HOW TO COMPLETE THIS TASK:
Pull every line from the records that has the word "Nitrofurantoin" in it.

INFORMATION SUPPLIED:

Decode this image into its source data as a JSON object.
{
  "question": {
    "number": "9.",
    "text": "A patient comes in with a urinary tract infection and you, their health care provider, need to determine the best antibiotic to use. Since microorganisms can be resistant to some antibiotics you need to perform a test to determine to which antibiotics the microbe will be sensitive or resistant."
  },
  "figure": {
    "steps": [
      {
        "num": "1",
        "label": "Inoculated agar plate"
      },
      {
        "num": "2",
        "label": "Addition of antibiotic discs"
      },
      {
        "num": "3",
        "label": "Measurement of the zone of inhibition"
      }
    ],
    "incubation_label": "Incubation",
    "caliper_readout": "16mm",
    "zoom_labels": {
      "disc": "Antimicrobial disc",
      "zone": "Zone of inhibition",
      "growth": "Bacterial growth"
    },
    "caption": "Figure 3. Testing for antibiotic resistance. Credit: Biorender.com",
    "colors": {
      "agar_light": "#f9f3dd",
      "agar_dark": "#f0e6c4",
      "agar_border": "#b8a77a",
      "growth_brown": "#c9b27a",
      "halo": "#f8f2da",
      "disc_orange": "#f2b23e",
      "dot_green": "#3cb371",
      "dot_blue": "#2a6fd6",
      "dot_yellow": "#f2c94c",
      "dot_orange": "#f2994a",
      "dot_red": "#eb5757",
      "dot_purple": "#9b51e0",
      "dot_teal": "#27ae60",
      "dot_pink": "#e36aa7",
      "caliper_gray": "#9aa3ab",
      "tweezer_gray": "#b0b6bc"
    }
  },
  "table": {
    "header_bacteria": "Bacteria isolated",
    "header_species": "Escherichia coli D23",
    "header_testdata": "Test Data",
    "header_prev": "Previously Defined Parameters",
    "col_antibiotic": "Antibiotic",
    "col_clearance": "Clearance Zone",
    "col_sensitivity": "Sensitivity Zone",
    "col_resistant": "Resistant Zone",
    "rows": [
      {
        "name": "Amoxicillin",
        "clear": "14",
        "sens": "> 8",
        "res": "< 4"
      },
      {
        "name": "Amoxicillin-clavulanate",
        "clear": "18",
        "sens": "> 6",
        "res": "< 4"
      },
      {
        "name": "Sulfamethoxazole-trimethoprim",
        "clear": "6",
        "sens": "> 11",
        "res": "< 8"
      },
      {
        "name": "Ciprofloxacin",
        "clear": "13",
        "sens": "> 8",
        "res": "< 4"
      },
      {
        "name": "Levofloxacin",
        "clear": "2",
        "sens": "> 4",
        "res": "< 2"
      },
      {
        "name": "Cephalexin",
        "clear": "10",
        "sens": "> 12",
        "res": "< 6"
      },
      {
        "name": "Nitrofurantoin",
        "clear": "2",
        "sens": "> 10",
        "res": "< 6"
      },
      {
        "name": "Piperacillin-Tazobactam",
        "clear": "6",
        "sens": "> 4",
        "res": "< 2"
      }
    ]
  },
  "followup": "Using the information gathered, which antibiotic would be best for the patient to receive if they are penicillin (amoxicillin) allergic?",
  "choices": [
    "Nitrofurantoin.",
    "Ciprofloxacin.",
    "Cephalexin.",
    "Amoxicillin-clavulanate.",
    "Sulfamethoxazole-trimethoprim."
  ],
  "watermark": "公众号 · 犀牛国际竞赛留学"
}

ANSWER BELOW:
        "name": "Nitrofurantoin",
    "Nitrofurantoin.",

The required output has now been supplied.